→ **INSTRUCTIONS**
**1)** In the passage on Whistler's Symphony in White, between which years did Whistler rework the painting?
**2)** For each statement, say yes or no depending on whether it agrees with the passage on Whistler's Symphony in White, and quote the deciding words. (a) Whistler blamed the painting's realism on Rossetti's influence. (b) Castagnary saw symbols of lost innocence in the painting. (c) Schlossman approached the work from the perspective of art history.
**3)** Please resume the passage on Whistler's Symphony in White, picking up after its last sentence.

Whistler was not entirely content with the realism the painting displayed in its original form, a trait he blamed on the influence Courbet had on him at the time. Later, between 1867 and 1872, he reworked it to give it a more spiritual expression. Even though Symphony was begun before Whistler first met Rossetti, the Pre-Raphaelite influence is still clear. The painting was an early experiment in white on white, with a woman standing in a white dress in front of a white background. This color scheme was a subject he would return to later, in two paintings that would be given the titles of Symphony in White, No. 2 (1864) and Symphony in White, No. 3 (1865–1867). The panel is long and slender, and the model's pose and the shape of her clothes further emphasize the vertical nature of the painting. The woman is bold, almost confrontational, in her direct gaze at the viewer, and her features are highly individualized. Art critic Hilton Kramer sees in Whistler's portraits a charm and a combination of craft and observational skills that his more radical landscapes lacked.

Though Whistler himself resented attempts to analyze the meaning of his art, this has not deterred later critics from doing so. The 19th-century French art critic Jules-Antoine Castagnary saw in the painting symbols of lost innocence, a theme that has been picked up by later critics. The art historian E. Wayne Craven also sees the painting as more than a formalist exercise, and finds "enigmatic, expressive and even erotic undercurrents" in the image. He points to the contrasts presented by the imagery, with the white lily representing innocence and virginity, and the fierce wolf head on the rug symbolizing the loss of innocence. Beryl Schlossman, coming from the perspective of literary criticism, sees allusions to the Madonna of religious art in the work. To Schlossman, the rug under the woman's feet is the cloud on which the Virgin is often seen standing, and the wolf is the serpent, crushed under her heel.

Data items:

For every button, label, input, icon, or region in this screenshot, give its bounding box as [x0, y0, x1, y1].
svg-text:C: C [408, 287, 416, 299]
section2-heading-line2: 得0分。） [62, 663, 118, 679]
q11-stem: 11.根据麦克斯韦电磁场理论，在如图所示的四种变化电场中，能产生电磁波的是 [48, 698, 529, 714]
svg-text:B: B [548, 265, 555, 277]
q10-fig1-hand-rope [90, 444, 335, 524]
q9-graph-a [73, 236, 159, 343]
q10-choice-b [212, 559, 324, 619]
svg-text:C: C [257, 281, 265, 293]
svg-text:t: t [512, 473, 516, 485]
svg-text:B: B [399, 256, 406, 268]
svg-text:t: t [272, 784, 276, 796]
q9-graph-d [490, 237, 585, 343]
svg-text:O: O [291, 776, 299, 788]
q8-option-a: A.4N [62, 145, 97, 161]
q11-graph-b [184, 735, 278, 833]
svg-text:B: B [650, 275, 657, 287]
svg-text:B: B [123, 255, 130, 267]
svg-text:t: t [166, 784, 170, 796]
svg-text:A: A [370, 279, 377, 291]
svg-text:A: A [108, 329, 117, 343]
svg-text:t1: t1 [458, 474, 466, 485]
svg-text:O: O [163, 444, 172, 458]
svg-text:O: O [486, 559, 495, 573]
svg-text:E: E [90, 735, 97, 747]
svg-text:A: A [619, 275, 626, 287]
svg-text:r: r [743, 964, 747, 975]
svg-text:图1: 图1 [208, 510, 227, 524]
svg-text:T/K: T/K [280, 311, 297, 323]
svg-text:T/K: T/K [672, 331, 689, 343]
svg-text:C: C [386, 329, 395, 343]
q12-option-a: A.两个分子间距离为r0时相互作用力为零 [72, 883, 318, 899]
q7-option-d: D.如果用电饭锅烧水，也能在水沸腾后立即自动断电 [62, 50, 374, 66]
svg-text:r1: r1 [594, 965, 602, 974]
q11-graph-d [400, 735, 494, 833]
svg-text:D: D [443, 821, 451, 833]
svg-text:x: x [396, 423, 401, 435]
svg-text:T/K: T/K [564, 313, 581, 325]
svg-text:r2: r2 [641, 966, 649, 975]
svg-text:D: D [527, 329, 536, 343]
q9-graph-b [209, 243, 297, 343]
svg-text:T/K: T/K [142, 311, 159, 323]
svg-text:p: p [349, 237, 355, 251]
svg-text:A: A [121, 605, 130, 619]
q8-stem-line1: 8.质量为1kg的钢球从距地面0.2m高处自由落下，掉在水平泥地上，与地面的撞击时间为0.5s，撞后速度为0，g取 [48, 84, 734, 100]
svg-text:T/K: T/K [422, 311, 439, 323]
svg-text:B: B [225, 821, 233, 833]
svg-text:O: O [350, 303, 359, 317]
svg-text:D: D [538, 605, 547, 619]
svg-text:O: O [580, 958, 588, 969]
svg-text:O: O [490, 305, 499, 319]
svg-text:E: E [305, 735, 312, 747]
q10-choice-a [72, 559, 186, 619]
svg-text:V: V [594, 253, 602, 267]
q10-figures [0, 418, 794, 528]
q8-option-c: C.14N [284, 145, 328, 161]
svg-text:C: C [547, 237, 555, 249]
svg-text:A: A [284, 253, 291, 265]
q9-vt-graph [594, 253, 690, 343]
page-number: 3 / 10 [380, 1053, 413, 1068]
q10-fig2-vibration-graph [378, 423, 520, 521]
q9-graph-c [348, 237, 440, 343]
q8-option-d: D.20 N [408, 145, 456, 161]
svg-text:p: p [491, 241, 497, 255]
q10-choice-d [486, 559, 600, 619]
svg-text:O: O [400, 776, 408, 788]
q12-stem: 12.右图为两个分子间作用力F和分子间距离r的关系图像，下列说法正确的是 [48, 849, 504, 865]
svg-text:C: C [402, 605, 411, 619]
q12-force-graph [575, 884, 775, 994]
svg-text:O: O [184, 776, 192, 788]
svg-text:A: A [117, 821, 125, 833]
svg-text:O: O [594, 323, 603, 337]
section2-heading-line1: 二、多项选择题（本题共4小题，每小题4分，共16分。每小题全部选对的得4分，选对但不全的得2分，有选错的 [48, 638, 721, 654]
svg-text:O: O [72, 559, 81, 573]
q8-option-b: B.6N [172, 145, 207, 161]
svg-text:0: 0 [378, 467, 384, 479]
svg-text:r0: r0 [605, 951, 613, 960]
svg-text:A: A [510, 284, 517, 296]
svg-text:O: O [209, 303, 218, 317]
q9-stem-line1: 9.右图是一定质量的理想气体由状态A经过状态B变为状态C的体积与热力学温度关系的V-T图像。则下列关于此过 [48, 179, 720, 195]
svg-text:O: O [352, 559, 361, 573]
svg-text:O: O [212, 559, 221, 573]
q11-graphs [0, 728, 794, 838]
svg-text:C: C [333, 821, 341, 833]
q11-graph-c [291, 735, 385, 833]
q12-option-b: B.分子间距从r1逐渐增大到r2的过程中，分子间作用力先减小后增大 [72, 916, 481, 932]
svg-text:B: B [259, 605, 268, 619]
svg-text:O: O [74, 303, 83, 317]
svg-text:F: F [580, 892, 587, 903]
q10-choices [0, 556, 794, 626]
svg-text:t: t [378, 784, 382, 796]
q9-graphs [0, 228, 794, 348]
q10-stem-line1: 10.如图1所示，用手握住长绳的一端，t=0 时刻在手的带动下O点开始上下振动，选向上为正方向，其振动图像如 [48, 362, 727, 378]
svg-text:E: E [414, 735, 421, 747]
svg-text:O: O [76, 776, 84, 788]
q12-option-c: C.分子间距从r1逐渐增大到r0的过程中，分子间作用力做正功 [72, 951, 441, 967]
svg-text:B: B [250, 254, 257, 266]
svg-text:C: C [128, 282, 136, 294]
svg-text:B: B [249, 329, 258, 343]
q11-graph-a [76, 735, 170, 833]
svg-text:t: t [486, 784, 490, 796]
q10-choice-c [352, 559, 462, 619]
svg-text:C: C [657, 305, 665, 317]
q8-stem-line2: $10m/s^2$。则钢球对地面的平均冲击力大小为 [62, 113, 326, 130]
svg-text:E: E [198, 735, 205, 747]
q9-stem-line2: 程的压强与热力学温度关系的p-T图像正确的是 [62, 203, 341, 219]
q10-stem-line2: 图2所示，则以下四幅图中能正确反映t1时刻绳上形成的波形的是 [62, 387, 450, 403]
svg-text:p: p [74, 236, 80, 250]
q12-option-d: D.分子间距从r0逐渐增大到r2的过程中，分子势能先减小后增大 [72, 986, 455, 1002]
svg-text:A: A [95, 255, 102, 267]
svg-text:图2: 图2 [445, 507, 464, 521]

→ **ANSWERS BY ITEM NUMBER**
**1)** Between 1867 and 1872.

**2)**
(a) No: "a trait he blamed on the influence Courbet had on him at the time."
(b) Yes: "saw in the painting symbols of lost innocence"
(c) No: "coming from the perspective of literary criticism"

**3)**
==See also==
- List of paintings by James McNeill Whistler

==Sources==
- Anderson, Ronald (1994). "James McNeill Whistler: Beyond the Myth"
- Batchelor, Bob (2002). "The 1900s"
- Craven, Wayne (2003). "American Art: History and Culture"
- Kramer, Hilton (1974). "The Age of the Avant-Garde: An Art Chronicle of 1956-1972"
- MacDonald, Margaret F. (1999). "Whistler, James (Abbott) McNeill"
- Newton, Joy (1978). "Whistler: Search for a European Reputation"
- Schlossman, Beryl (1999). "Objects of Desire: The Madonnas of Modernism"
- Spencer, Robin (1998). "Whistler's 'The White Girl': Painting, Poetry and Meaning"
- Spencer, Robin (2004). "Whistler, James Abbott McNeill"
- Taylor, Hilary (1978). "James McNeill Whistler"
- Weintraub, Stanley (1974). "Whistler: A biography"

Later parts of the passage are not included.